**Your objective**
Every line of the material is to be repeated exactly as it stands.

**Material to process**
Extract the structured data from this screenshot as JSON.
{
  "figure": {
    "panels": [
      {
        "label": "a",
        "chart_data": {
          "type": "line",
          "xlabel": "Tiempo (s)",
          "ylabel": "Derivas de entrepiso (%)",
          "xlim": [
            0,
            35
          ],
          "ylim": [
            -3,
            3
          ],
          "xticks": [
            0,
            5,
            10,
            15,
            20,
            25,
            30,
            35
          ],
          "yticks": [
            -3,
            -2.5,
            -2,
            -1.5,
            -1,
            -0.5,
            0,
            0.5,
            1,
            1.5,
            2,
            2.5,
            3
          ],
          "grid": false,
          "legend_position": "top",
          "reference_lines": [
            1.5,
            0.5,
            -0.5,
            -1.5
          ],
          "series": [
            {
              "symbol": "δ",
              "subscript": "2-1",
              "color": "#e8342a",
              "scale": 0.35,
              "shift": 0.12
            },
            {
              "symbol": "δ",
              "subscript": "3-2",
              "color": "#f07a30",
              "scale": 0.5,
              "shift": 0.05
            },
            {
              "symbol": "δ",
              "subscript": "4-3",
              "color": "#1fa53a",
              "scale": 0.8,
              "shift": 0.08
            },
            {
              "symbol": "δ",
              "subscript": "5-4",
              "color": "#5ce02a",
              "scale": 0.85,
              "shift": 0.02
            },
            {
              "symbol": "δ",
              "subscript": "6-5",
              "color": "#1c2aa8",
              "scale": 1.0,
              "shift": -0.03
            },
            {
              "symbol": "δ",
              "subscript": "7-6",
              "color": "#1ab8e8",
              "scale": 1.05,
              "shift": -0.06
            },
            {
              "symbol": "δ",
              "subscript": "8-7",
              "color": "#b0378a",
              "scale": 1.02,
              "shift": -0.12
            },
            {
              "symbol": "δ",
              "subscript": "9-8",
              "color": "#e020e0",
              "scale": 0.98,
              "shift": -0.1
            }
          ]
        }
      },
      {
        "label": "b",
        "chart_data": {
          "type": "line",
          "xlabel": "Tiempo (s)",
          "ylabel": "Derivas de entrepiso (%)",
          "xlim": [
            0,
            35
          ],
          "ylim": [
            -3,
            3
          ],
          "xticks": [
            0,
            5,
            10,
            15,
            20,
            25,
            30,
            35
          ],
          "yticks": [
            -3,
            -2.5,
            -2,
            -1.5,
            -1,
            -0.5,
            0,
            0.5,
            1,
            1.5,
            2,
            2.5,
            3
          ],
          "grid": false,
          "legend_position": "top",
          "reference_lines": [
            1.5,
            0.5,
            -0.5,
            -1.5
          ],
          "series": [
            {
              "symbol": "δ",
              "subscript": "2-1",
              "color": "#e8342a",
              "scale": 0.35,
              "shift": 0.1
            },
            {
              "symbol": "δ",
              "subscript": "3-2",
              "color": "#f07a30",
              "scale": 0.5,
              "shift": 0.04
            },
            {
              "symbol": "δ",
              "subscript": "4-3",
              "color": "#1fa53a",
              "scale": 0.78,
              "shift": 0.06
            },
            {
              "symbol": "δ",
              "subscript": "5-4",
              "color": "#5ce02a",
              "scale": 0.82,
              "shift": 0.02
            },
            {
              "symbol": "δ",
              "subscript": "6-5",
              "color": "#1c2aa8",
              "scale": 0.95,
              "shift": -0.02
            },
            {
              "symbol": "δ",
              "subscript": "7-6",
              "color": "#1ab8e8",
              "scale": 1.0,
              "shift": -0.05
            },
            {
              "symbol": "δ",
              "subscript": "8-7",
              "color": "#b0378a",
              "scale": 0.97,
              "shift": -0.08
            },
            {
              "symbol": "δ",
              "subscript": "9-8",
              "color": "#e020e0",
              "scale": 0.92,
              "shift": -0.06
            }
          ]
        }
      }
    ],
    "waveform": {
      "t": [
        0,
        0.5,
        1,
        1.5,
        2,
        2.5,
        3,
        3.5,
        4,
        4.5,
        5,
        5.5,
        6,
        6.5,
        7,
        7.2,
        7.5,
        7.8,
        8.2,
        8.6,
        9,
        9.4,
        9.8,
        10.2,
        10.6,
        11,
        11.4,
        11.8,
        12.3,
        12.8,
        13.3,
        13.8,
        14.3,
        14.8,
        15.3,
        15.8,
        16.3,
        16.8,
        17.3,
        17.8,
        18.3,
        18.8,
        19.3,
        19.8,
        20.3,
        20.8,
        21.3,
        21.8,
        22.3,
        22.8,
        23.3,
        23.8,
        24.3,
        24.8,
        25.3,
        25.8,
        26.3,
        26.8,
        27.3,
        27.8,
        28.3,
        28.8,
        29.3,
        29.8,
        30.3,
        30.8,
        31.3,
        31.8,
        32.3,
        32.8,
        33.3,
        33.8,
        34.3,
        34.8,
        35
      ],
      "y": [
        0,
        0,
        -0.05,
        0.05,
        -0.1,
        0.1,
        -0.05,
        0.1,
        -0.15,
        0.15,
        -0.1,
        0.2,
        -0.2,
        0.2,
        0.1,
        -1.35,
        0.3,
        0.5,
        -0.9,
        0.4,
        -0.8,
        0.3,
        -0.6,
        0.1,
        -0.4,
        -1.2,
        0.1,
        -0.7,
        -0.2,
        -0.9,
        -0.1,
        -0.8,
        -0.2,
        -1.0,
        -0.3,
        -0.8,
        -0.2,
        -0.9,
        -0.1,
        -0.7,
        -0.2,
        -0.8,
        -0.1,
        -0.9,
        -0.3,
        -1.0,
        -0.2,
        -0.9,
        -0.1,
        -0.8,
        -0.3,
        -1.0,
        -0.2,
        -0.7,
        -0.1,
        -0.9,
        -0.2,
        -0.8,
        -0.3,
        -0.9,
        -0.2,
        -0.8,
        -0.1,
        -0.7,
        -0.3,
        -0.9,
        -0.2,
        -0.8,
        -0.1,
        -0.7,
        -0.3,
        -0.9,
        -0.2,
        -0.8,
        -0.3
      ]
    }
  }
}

**Task answer**
Extract the structured data from this screenshot as JSON.
{
  "figure": {
    "panels": [
      {
        "label": "a",
        "chart_data": {
          "type": "line",
          "xlabel": "Tiempo (s)",
          "ylabel": "Derivas de entrepiso (%)",
          "xlim": [
            0,
            35
          ],
          "ylim": [
            -3,
            3
          ],
          "xticks": [
            0,
            5,
            10,
            15,
            20,
            25,
            30,
            35
          ],
          "yticks": [
            -3,
            -2.5,
            -2,
            -1.5,
            -1,
            -0.5,
            0,
            0.5,
            1,
            1.5,
            2,
            2.5,
            3
          ],
          "grid": false,
          "legend_position": "top",
          "reference_lines": [
            1.5,
            0.5,
            -0.5,
            -1.5
          ],
          "series": [
            {
              "symbol": "δ",
              "subscript": "2-1",
              "color": "#e8342a",
              "scale": 0.35,
              "shift": 0.12
            },
            {
              "symbol": "δ",
              "subscript": "3-2",
              "color": "#f07a30",
              "scale": 0.5,
              "shift": 0.05
            },
            {
              "symbol": "δ",
              "subscript": "4-3",
              "color": "#1fa53a",
              "scale": 0.8,
              "shift": 0.08
            },
            {
              "symbol": "δ",
              "subscript": "5-4",
              "color": "#5ce02a",
              "scale": 0.85,
              "shift": 0.02
            },
            {
              "symbol": "δ",
              "subscript": "6-5",
              "color": "#1c2aa8",
              "scale": 1.0,
              "shift": -0.03
            },
            {
              "symbol": "δ",
              "subscript": "7-6",
              "color": "#1ab8e8",
              "scale": 1.05,
              "shift": -0.06
            },
            {
              "symbol": "δ",
              "subscript": "8-7",
              "color": "#b0378a",
              "scale": 1.02,
              "shift": -0.12
            },
            {
              "symbol": "δ",
              "subscript": "9-8",
              "color": "#e020e0",
              "scale": 0.98,
              "shift": -0.1
            }
          ]
        }
      },
      {
        "label": "b",
        "chart_data": {
          "type": "line",
          "xlabel": "Tiempo (s)",
          "ylabel": "Derivas de entrepiso (%)",
          "xlim": [
            0,
            35
          ],
          "ylim": [
            -3,
            3
          ],
          "xticks": [
            0,
            5,
            10,
            15,
            20,
            25,
            30,
            35
          ],
          "yticks": [
            -3,
            -2.5,
            -2,
            -1.5,
            -1,
            -0.5,
            0,
            0.5,
            1,
            1.5,
            2,
            2.5,
            3
          ],
          "grid": false,
          "legend_position": "top",
          "reference_lines": [
            1.5,
            0.5,
            -0.5,
            -1.5
          ],
          "series": [
            {
              "symbol": "δ",
              "subscript": "2-1",
              "color": "#e8342a",
              "scale": 0.35,
              "shift": 0.1
            },
            {
              "symbol": "δ",
              "subscript": "3-2",
              "color": "#f07a30",
              "scale": 0.5,
              "shift": 0.04
            },
            {
              "symbol": "δ",
              "subscript": "4-3",
              "color": "#1fa53a",
              "scale": 0.78,
              "shift": 0.06
            },
            {
              "symbol": "δ",
              "subscript": "5-4",
              "color": "#5ce02a",
              "scale": 0.82,
              "shift": 0.02
            },
            {
              "symbol": "δ",
              "subscript": "6-5",
              "color": "#1c2aa8",
              "scale": 0.95,
              "shift": -0.02
            },
            {
              "symbol": "δ",
              "subscript": "7-6",
              "color": "#1ab8e8",
              "scale": 1.0,
              "shift": -0.05
            },
            {
              "symbol": "δ",
              "subscript": "8-7",
              "color": "#b0378a",
              "scale": 0.97,
              "shift": -0.08
            },
            {
              "symbol": "δ",
              "subscript": "9-8",
              "color": "#e020e0",
              "scale": 0.92,
              "shift": -0.06
            }
          ]
        }
      }
    ],
    "waveform": {
      "t": [
        0,
        0.5,
        1,
        1.5,
        2,
        2.5,
        3,
        3.5,
        4,
        4.5,
        5,
        5.5,
        6,
        6.5,
        7,
        7.2,
        7.5,
        7.8,
        8.2,
        8.6,
        9,
        9.4,
        9.8,
        10.2,
        10.6,
        11,
        11.4,
        11.8,
        12.3,
        12.8,
        13.3,
        13.8,
        14.3,
        14.8,
        15.3,
        15.8,
        16.3,
        16.8,
        17.3,
        17.8,
        18.3,
        18.8,
        19.3,
        19.8,
        20.3,
        20.8,
        21.3,
        21.8,
        22.3,
        22.8,
        23.3,
        23.8,
        24.3,
        24.8,
        25.3,
        25.8,
        26.3,
        26.8,
        27.3,
        27.8,
        28.3,
        28.8,
        29.3,
        29.8,
        30.3,
        30.8,
        31.3,
        31.8,
        32.3,
        32.8,
        33.3,
        33.8,
        34.3,
        34.8,
        35
      ],
      "y": [
        0,
        0,
        -0.05,
        0.05,
        -0.1,
        0.1,
        -0.05,
        0.1,
        -0.15,
        0.15,
        -0.1,
        0.2,
        -0.2,
        0.2,
        0.1,
        -1.35,
        0.3,
        0.5,
        -0.9,
        0.4,
        -0.8,
        0.3,
        -0.6,
        0.1,
        -0.4,
        -1.2,
        0.1,
        -0.7,
        -0.2,
        -0.9,
        -0.1,
        -0.8,
        -0.2,
        -1.0,
        -0.3,
        -0.8,
        -0.2,
        -0.9,
        -0.1,
        -0.7,
        -0.2,
        -0.8,
        -0.1,
        -0.9,
        -0.3,
        -1.0,
        -0.2,
        -0.9,
        -0.1,
        -0.8,
        -0.3,
        -1.0,
        -0.2,
        -0.7,
        -0.1,
        -0.9,
        -0.2,
        -0.8,
        -0.3,
        -0.9,
        -0.2,
        -0.8,
        -0.1,
        -0.7,
        -0.3,
        -0.9,
        -0.2,
        -0.8,
        -0.1,
        -0.7,
        -0.3,
        -0.9,
        -0.2,
        -0.8,
        -0.3
      ]
    }
  }
}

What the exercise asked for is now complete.